> **The data**:
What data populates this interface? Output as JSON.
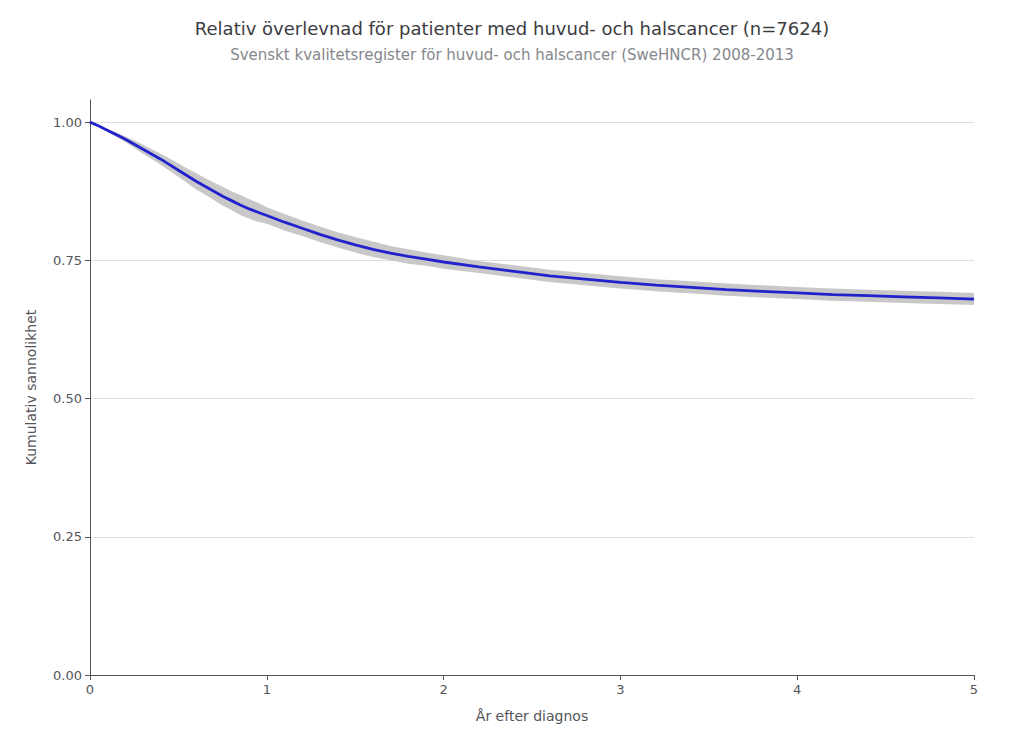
{
  "chart_data": {
    "type": "line",
    "title": "Relativ överlevnad för patienter med huvud- och halscancer (n=7624)",
    "subtitle": "Svenskt kvalitetsregister för huvud- och halscancer (SweHNCR) 2008-2013",
    "xlabel": "År efter diagnos",
    "ylabel": "Kumulativ sannolikhet",
    "x": [
      0.0,
      0.05,
      0.1,
      0.15,
      0.2,
      0.25,
      0.3,
      0.35,
      0.4,
      0.45,
      0.5,
      0.55,
      0.6,
      0.65,
      0.7,
      0.75,
      0.8,
      0.85,
      0.9,
      0.95,
      1.0,
      1.1,
      1.2,
      1.3,
      1.4,
      1.5,
      1.6,
      1.7,
      1.8,
      1.9,
      2.0,
      2.2,
      2.4,
      2.6,
      2.8,
      3.0,
      3.2,
      3.4,
      3.6,
      3.8,
      4.0,
      4.2,
      4.4,
      4.6,
      4.8,
      5.0
    ],
    "series": [
      {
        "type": "band",
        "color": "#c8c8c8",
        "upper": [
          1.0,
          0.994,
          0.988,
          0.981,
          0.974,
          0.967,
          0.959,
          0.951,
          0.943,
          0.934,
          0.925,
          0.916,
          0.908,
          0.899,
          0.891,
          0.883,
          0.875,
          0.868,
          0.861,
          0.854,
          0.846,
          0.834,
          0.822,
          0.811,
          0.801,
          0.792,
          0.784,
          0.776,
          0.77,
          0.764,
          0.759,
          0.749,
          0.741,
          0.733,
          0.727,
          0.721,
          0.716,
          0.712,
          0.708,
          0.705,
          0.702,
          0.699,
          0.697,
          0.695,
          0.693,
          0.691
        ],
        "lower": [
          1.0,
          0.992,
          0.982,
          0.973,
          0.964,
          0.953,
          0.943,
          0.933,
          0.923,
          0.912,
          0.901,
          0.89,
          0.878,
          0.869,
          0.859,
          0.849,
          0.841,
          0.832,
          0.825,
          0.82,
          0.816,
          0.804,
          0.794,
          0.783,
          0.773,
          0.764,
          0.756,
          0.75,
          0.744,
          0.74,
          0.735,
          0.727,
          0.719,
          0.711,
          0.705,
          0.699,
          0.694,
          0.69,
          0.686,
          0.683,
          0.68,
          0.677,
          0.675,
          0.673,
          0.671,
          0.669
        ]
      },
      {
        "type": "line",
        "color": "#2222cc",
        "values": [
          1.0,
          0.993,
          0.985,
          0.977,
          0.969,
          0.96,
          0.951,
          0.942,
          0.933,
          0.923,
          0.913,
          0.903,
          0.893,
          0.884,
          0.875,
          0.866,
          0.858,
          0.85,
          0.843,
          0.837,
          0.831,
          0.819,
          0.808,
          0.797,
          0.787,
          0.778,
          0.77,
          0.763,
          0.757,
          0.752,
          0.747,
          0.738,
          0.73,
          0.722,
          0.716,
          0.71,
          0.705,
          0.701,
          0.697,
          0.694,
          0.691,
          0.688,
          0.686,
          0.684,
          0.682,
          0.68
        ]
      }
    ],
    "xlim": [
      0,
      5
    ],
    "ylim": [
      0.0,
      1.04
    ],
    "xticks": [
      0,
      1,
      2,
      3,
      4,
      5
    ],
    "yticks": [
      {
        "value": 0.0,
        "label": "0.00"
      },
      {
        "value": 0.25,
        "label": "0.25"
      },
      {
        "value": 0.5,
        "label": "0.50"
      },
      {
        "value": 0.75,
        "label": "0.75"
      },
      {
        "value": 1.0,
        "label": "1.00"
      }
    ],
    "grid": true
  }
}
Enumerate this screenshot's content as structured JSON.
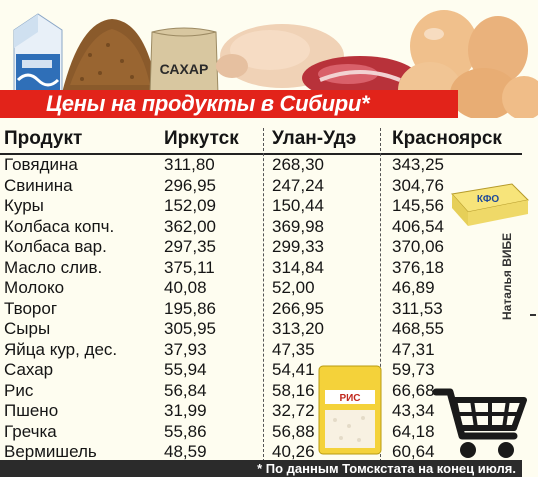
{
  "banner": {
    "title": "Цены на продукты в Сибири*"
  },
  "illustrations": {
    "sugar_label": "САХАР",
    "butter_label": "КФО",
    "rice_label": "РИС"
  },
  "table": {
    "headers": [
      "Продукт",
      "Иркутск",
      "Улан-Удэ",
      "Красноярск"
    ],
    "rows": [
      [
        "Говядина",
        "311,80",
        "268,30",
        "343,25"
      ],
      [
        "Свинина",
        "296,95",
        "247,24",
        "304,76"
      ],
      [
        "Куры",
        "152,09",
        "150,44",
        "145,56"
      ],
      [
        "Колбаса копч.",
        "362,00",
        "369,98",
        "406,54"
      ],
      [
        "Колбаса вар.",
        "297,35",
        "299,33",
        "370,06"
      ],
      [
        "Масло слив.",
        "375,11",
        "314,84",
        "376,18"
      ],
      [
        "Молоко",
        "40,08",
        "52,00",
        "46,89"
      ],
      [
        "Творог",
        "195,86",
        "266,95",
        "311,53"
      ],
      [
        "Сыры",
        "305,95",
        "313,20",
        "468,55"
      ],
      [
        "Яйца кур, дес.",
        "37,93",
        "47,35",
        "47,31"
      ],
      [
        "Сахар",
        "55,94",
        "54,41",
        "59,73"
      ],
      [
        "Рис",
        "56,84",
        "58,16",
        "66,68"
      ],
      [
        "Пшено",
        "31,99",
        "32,72",
        "43,34"
      ],
      [
        "Гречка",
        "55,86",
        "56,88",
        "64,18"
      ],
      [
        "Вермишель",
        "48,59",
        "40,26",
        "60,64"
      ]
    ]
  },
  "author": "Наталья ВИБЕ",
  "footnote": "* По данным Томскстата на конец июля.",
  "colors": {
    "banner": "#e2231a",
    "footnote_bg": "#2b2b2b",
    "text": "#151515"
  },
  "icons": [
    "milk-carton-icon",
    "buckwheat-icon",
    "sugar-bag-icon",
    "chicken-icon",
    "meat-icon",
    "eggs-icon",
    "butter-icon",
    "rice-pack-icon",
    "shopping-cart-icon"
  ]
}
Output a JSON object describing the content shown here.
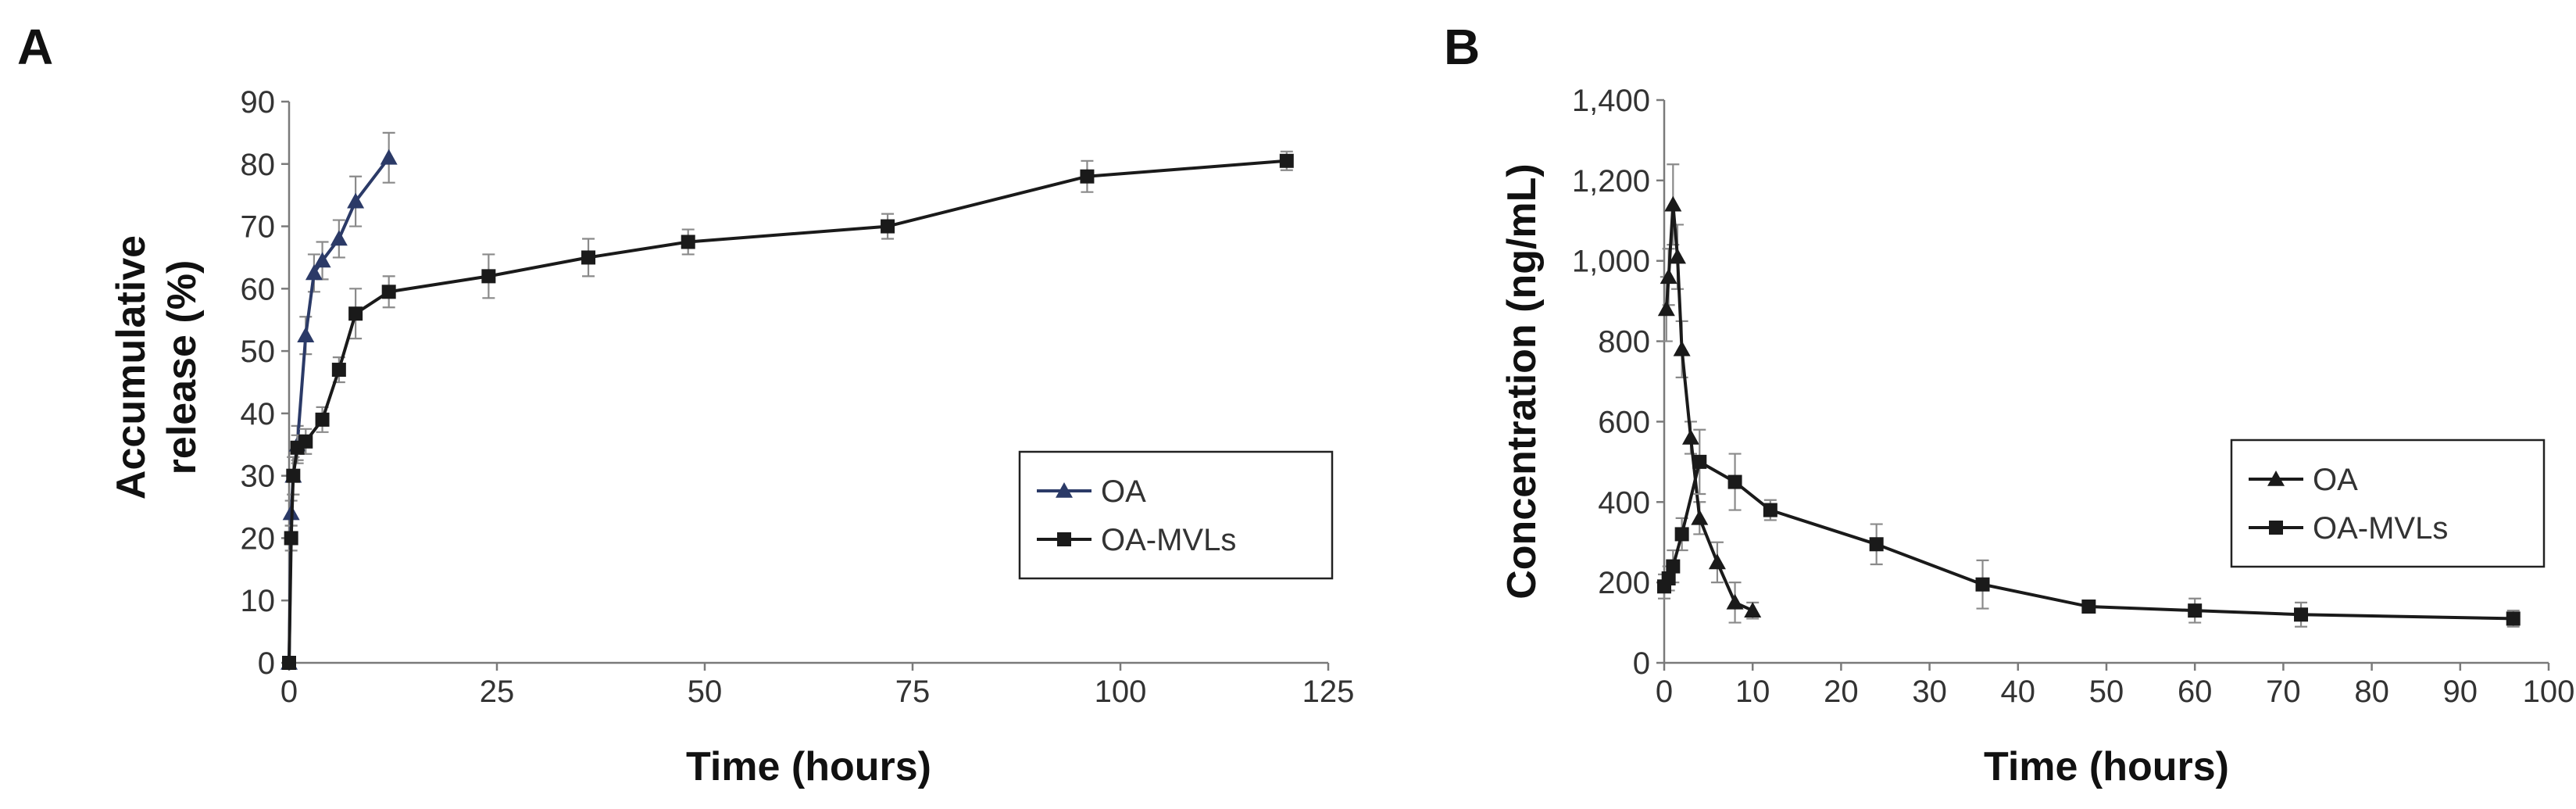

> **Task**:
Reproduce every line of the material precisely, omitting its pictures.

> **Result below**:
What data populates this interface? Output as JSON.
{
  "chart_data": {
    "type": "line",
    "title": "Relativ överlevnad för patienter med huvud- och halscancer (n=7624)",
    "subtitle": "Svenskt kvalitetsregister för huvud- och halscancer (SweHNCR) 2008-2013",
    "xlabel": "År efter diagnos",
    "ylabel": "Kumulativ sannolikhet",
    "x": [
      0.0,
      0.05,
      0.1,
      0.15,
      0.2,
      0.25,
      0.3,
      0.35,
      0.4,
      0.45,
      0.5,
      0.55,
      0.6,
      0.65,
      0.7,
      0.75,
      0.8,
      0.85,
      0.9,
      0.95,
      1.0,
      1.1,
      1.2,
      1.3,
      1.4,
      1.5,
      1.6,
      1.7,
      1.8,
      1.9,
      2.0,
      2.2,
      2.4,
      2.6,
      2.8,
      3.0,
      3.2,
      3.4,
      3.6,
      3.8,
      4.0,
      4.2,
      4.4,
      4.6,
      4.8,
      5.0
    ],
    "series": [
      {
        "type": "band",
        "color": "#c8c8c8",
        "upper": [
          1.0,
          0.994,
          0.988,
          0.981,
          0.974,
          0.967,
          0.959,
          0.951,
          0.943,
          0.934,
          0.925,
          0.916,
          0.908,
          0.899,
          0.891,
          0.883,
          0.875,
          0.868,
          0.861,
          0.854,
          0.846,
          0.834,
          0.822,
          0.811,
          0.801,
          0.792,
          0.784,
          0.776,
          0.77,
          0.764,
          0.759,
          0.749,
          0.741,
          0.733,
          0.727,
          0.721,
          0.716,
          0.712,
          0.708,
          0.705,
          0.702,
          0.699,
          0.697,
          0.695,
          0.693,
          0.691
        ],
        "lower": [
          1.0,
          0.992,
          0.982,
          0.973,
          0.964,
          0.953,
          0.943,
          0.933,
          0.923,
          0.912,
          0.901,
          0.89,
          0.878,
          0.869,
          0.859,
          0.849,
          0.841,
          0.832,
          0.825,
          0.82,
          0.816,
          0.804,
          0.794,
          0.783,
          0.773,
          0.764,
          0.756,
          0.75,
          0.744,
          0.74,
          0.735,
          0.727,
          0.719,
          0.711,
          0.705,
          0.699,
          0.694,
          0.69,
          0.686,
          0.683,
          0.68,
          0.677,
          0.675,
          0.673,
          0.671,
          0.669
        ]
      },
      {
        "type": "line",
        "color": "#2222cc",
        "values": [
          1.0,
          0.993,
          0.985,
          0.977,
          0.969,
          0.96,
          0.951,
          0.942,
          0.933,
          0.923,
          0.913,
          0.903,
          0.893,
          0.884,
          0.875,
          0.866,
          0.858,
          0.85,
          0.843,
          0.837,
          0.831,
          0.819,
          0.808,
          0.797,
          0.787,
          0.778,
          0.77,
          0.763,
          0.757,
          0.752,
          0.747,
          0.738,
          0.73,
          0.722,
          0.716,
          0.71,
          0.705,
          0.701,
          0.697,
          0.694,
          0.691,
          0.688,
          0.686,
          0.684,
          0.682,
          0.68
        ]
      }
    ],
    "xlim": [
      0,
      5
    ],
    "ylim": [
      0.0,
      1.04
    ],
    "xticks": [
      0,
      1,
      2,
      3,
      4,
      5
    ],
    "yticks": [
      {
        "value": 0.0,
        "label": "0.00"
      },
      {
        "value": 0.25,
        "label": "0.25"
      },
      {
        "value": 0.5,
        "label": "0.50"
      },
      {
        "value": 0.75,
        "label": "0.75"
      },
      {
        "value": 1.0,
        "label": "1.00"
      }
    ],
    "grid": true
  }
}
Enumerate this screenshot's content as structured JSON.
{
  "banner": {
    "title": "Цены на продукты в Сибири*"
  },
  "illustrations": {
    "sugar_label": "САХАР",
    "butter_label": "КФО",
    "rice_label": "РИС"
  },
  "table": {
    "headers": [
      "Продукт",
      "Иркутск",
      "Улан-Удэ",
      "Красноярск"
    ],
    "rows": [
      [
        "Говядина",
        "311,80",
        "268,30",
        "343,25"
      ],
      [
        "Свинина",
        "296,95",
        "247,24",
        "304,76"
      ],
      [
        "Куры",
        "152,09",
        "150,44",
        "145,56"
      ],
      [
        "Колбаса копч.",
        "362,00",
        "369,98",
        "406,54"
      ],
      [
        "Колбаса вар.",
        "297,35",
        "299,33",
        "370,06"
      ],
      [
        "Масло слив.",
        "375,11",
        "314,84",
        "376,18"
      ],
      [
        "Молоко",
        "40,08",
        "52,00",
        "46,89"
      ],
      [
        "Творог",
        "195,86",
        "266,95",
        "311,53"
      ],
      [
        "Сыры",
        "305,95",
        "313,20",
        "468,55"
      ],
      [
        "Яйца кур, дес.",
        "37,93",
        "47,35",
        "47,31"
      ],
      [
        "Сахар",
        "55,94",
        "54,41",
        "59,73"
      ],
      [
        "Рис",
        "56,84",
        "58,16",
        "66,68"
      ],
      [
        "Пшено",
        "31,99",
        "32,72",
        "43,34"
      ],
      [
        "Гречка",
        "55,86",
        "56,88",
        "64,18"
      ],
      [
        "Вермишель",
        "48,59",
        "40,26",
        "60,64"
      ]
    ]
  },
  "author": "Наталья ВИБЕ",
  "footnote": "* По данным Томскстата на конец июля.",
  "colors": {
    "banner": "#e2231a",
    "footnote_bg": "#2b2b2b",
    "text": "#151515"
  },
  "icons": [
    "milk-carton-icon",
    "buckwheat-icon",
    "sugar-bag-icon",
    "chicken-icon",
    "meat-icon",
    "eggs-icon",
    "butter-icon",
    "rice-pack-icon",
    "shopping-cart-icon"
  ]
}
Output a JSON object describing the content shown here.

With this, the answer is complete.